Exercise objective: Exactly as written, please set down all of the entries again, with no pictures.

[Items listed in a dataset]
--- start ---

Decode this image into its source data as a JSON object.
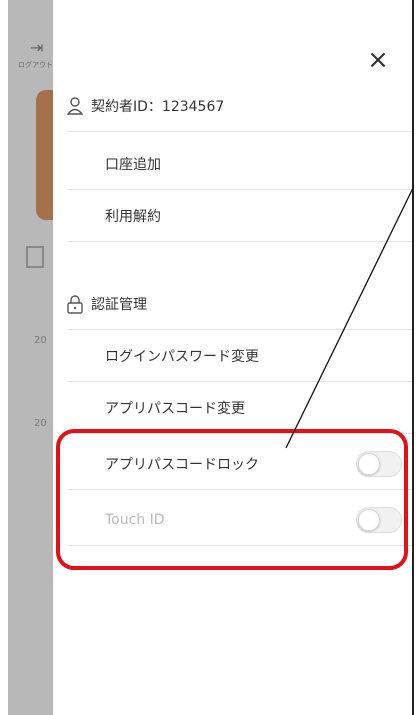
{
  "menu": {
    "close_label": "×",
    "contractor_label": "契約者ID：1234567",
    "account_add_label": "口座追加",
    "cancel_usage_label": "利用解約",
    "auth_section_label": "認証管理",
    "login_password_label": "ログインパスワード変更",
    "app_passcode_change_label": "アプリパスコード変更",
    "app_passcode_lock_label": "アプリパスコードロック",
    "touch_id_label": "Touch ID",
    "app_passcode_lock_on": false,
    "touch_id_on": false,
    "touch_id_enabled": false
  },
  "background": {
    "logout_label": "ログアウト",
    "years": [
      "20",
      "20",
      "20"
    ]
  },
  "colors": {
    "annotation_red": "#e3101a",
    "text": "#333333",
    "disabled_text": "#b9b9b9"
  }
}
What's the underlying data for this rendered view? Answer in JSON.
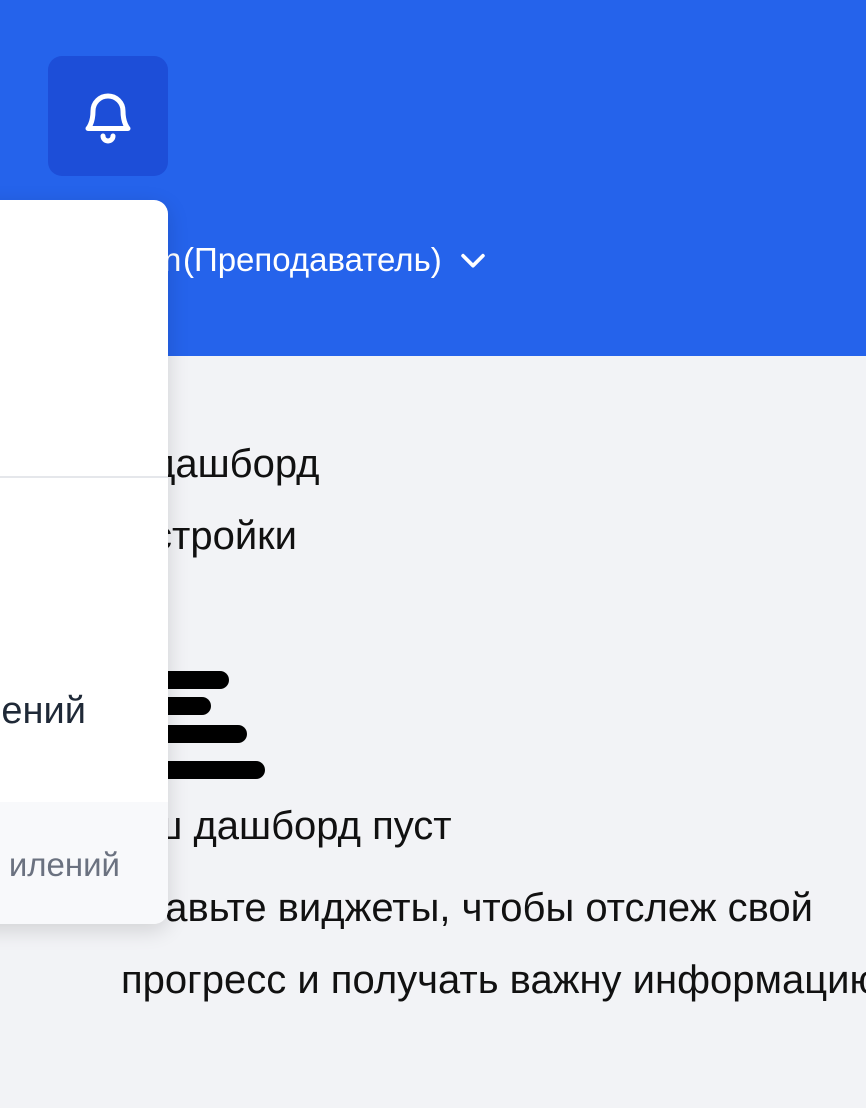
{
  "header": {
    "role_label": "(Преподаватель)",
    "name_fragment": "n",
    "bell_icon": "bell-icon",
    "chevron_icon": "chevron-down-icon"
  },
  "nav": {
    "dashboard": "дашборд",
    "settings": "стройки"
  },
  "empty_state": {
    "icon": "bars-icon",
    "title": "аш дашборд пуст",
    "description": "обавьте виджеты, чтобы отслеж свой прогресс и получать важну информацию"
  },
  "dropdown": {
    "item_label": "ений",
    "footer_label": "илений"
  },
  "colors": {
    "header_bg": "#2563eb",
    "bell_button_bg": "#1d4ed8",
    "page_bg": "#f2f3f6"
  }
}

--- end ---

Task response:
Decode this image into its source data as a JSON object.
{
  "menu": {
    "close_label": "×",
    "contractor_label": "契約者ID：1234567",
    "account_add_label": "口座追加",
    "cancel_usage_label": "利用解約",
    "auth_section_label": "認証管理",
    "login_password_label": "ログインパスワード変更",
    "app_passcode_change_label": "アプリパスコード変更",
    "app_passcode_lock_label": "アプリパスコードロック",
    "touch_id_label": "Touch ID",
    "app_passcode_lock_on": false,
    "touch_id_on": false,
    "touch_id_enabled": false
  },
  "background": {
    "logout_label": "ログアウト",
    "years": [
      "20",
      "20",
      "20"
    ]
  },
  "colors": {
    "annotation_red": "#e3101a",
    "text": "#333333",
    "disabled_text": "#b9b9b9"
  }
}
What's the underlying data for this rendered view? Answer in JSON.
{
  "header": {
    "role_label": "(Преподаватель)",
    "name_fragment": "n",
    "bell_icon": "bell-icon",
    "chevron_icon": "chevron-down-icon"
  },
  "nav": {
    "dashboard": "дашборд",
    "settings": "стройки"
  },
  "empty_state": {
    "icon": "bars-icon",
    "title": "аш дашборд пуст",
    "description": "обавьте виджеты, чтобы отслеж свой прогресс и получать важну информацию"
  },
  "dropdown": {
    "item_label": "ений",
    "footer_label": "илений"
  },
  "colors": {
    "header_bg": "#2563eb",
    "bell_button_bg": "#1d4ed8",
    "page_bg": "#f2f3f6"
  }
}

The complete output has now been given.